Brief:
Transcribe the records in full, keeping every character as it is.

[Entries taken from a collection]
┄┄┄┄┄┄┄┄┄┄┄┄┄┄┄┄┄┄┄┄
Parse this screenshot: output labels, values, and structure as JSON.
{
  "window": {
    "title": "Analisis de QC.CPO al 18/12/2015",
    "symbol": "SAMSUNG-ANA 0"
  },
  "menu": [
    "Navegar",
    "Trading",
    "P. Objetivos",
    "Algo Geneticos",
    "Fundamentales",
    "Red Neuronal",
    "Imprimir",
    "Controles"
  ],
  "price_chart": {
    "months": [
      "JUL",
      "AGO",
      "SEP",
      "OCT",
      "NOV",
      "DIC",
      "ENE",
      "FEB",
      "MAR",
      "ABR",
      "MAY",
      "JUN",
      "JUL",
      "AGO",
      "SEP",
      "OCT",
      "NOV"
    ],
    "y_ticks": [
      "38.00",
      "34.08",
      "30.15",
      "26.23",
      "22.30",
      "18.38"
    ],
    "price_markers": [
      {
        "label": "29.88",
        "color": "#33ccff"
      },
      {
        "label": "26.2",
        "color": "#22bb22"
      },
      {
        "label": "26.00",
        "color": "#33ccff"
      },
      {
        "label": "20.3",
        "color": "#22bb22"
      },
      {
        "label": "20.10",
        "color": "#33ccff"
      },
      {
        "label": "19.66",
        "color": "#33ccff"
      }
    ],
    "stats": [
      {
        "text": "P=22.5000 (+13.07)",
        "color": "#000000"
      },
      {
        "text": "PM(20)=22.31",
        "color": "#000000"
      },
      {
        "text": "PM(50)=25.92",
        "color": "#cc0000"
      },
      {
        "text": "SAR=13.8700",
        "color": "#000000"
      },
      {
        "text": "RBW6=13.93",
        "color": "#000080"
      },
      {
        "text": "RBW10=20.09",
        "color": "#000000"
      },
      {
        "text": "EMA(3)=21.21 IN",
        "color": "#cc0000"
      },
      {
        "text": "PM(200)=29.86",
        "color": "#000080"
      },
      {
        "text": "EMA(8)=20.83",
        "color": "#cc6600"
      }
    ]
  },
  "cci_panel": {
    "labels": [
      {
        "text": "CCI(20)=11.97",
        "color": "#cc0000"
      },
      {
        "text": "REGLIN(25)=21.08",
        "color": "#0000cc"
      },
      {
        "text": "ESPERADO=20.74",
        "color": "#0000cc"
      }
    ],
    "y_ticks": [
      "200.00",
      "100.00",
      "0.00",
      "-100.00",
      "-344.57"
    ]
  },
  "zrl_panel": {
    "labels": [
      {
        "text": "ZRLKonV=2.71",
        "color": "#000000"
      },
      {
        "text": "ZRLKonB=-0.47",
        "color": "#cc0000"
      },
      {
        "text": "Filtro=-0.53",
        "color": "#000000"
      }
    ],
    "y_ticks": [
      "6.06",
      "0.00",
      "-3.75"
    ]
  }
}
┄┄┄┄┄┄┄┄┄┄┄┄┄┄┄┄┄┄┄┄
Worked solution:
Parse this screenshot: output labels, values, and structure as JSON.
{
  "window": {
    "title": "Analisis de QC.CPO al 18/12/2015",
    "symbol": "SAMSUNG-ANA 0"
  },
  "menu": [
    "Navegar",
    "Trading",
    "P. Objetivos",
    "Algo Geneticos",
    "Fundamentales",
    "Red Neuronal",
    "Imprimir",
    "Controles"
  ],
  "price_chart": {
    "months": [
      "JUL",
      "AGO",
      "SEP",
      "OCT",
      "NOV",
      "DIC",
      "ENE",
      "FEB",
      "MAR",
      "ABR",
      "MAY",
      "JUN",
      "JUL",
      "AGO",
      "SEP",
      "OCT",
      "NOV"
    ],
    "y_ticks": [
      "38.00",
      "34.08",
      "30.15",
      "26.23",
      "22.30",
      "18.38"
    ],
    "price_markers": [
      {
        "label": "29.88",
        "color": "#33ccff"
      },
      {
        "label": "26.2",
        "color": "#22bb22"
      },
      {
        "label": "26.00",
        "color": "#33ccff"
      },
      {
        "label": "20.3",
        "color": "#22bb22"
      },
      {
        "label": "20.10",
        "color": "#33ccff"
      },
      {
        "label": "19.66",
        "color": "#33ccff"
      }
    ],
    "stats": [
      {
        "text": "P=22.5000 (+13.07)",
        "color": "#000000"
      },
      {
        "text": "PM(20)=22.31",
        "color": "#000000"
      },
      {
        "text": "PM(50)=25.92",
        "color": "#cc0000"
      },
      {
        "text": "SAR=13.8700",
        "color": "#000000"
      },
      {
        "text": "RBW6=13.93",
        "color": "#000080"
      },
      {
        "text": "RBW10=20.09",
        "color": "#000000"
      },
      {
        "text": "EMA(3)=21.21 IN",
        "color": "#cc0000"
      },
      {
        "text": "PM(200)=29.86",
        "color": "#000080"
      },
      {
        "text": "EMA(8)=20.83",
        "color": "#cc6600"
      }
    ]
  },
  "cci_panel": {
    "labels": [
      {
        "text": "CCI(20)=11.97",
        "color": "#cc0000"
      },
      {
        "text": "REGLIN(25)=21.08",
        "color": "#0000cc"
      },
      {
        "text": "ESPERADO=20.74",
        "color": "#0000cc"
      }
    ],
    "y_ticks": [
      "200.00",
      "100.00",
      "0.00",
      "-100.00",
      "-344.57"
    ]
  },
  "zrl_panel": {
    "labels": [
      {
        "text": "ZRLKonV=2.71",
        "color": "#000000"
      },
      {
        "text": "ZRLKonB=-0.47",
        "color": "#cc0000"
      },
      {
        "text": "Filtro=-0.53",
        "color": "#000000"
      }
    ],
    "y_ticks": [
      "6.06",
      "0.00",
      "-3.75"
    ]
  }
}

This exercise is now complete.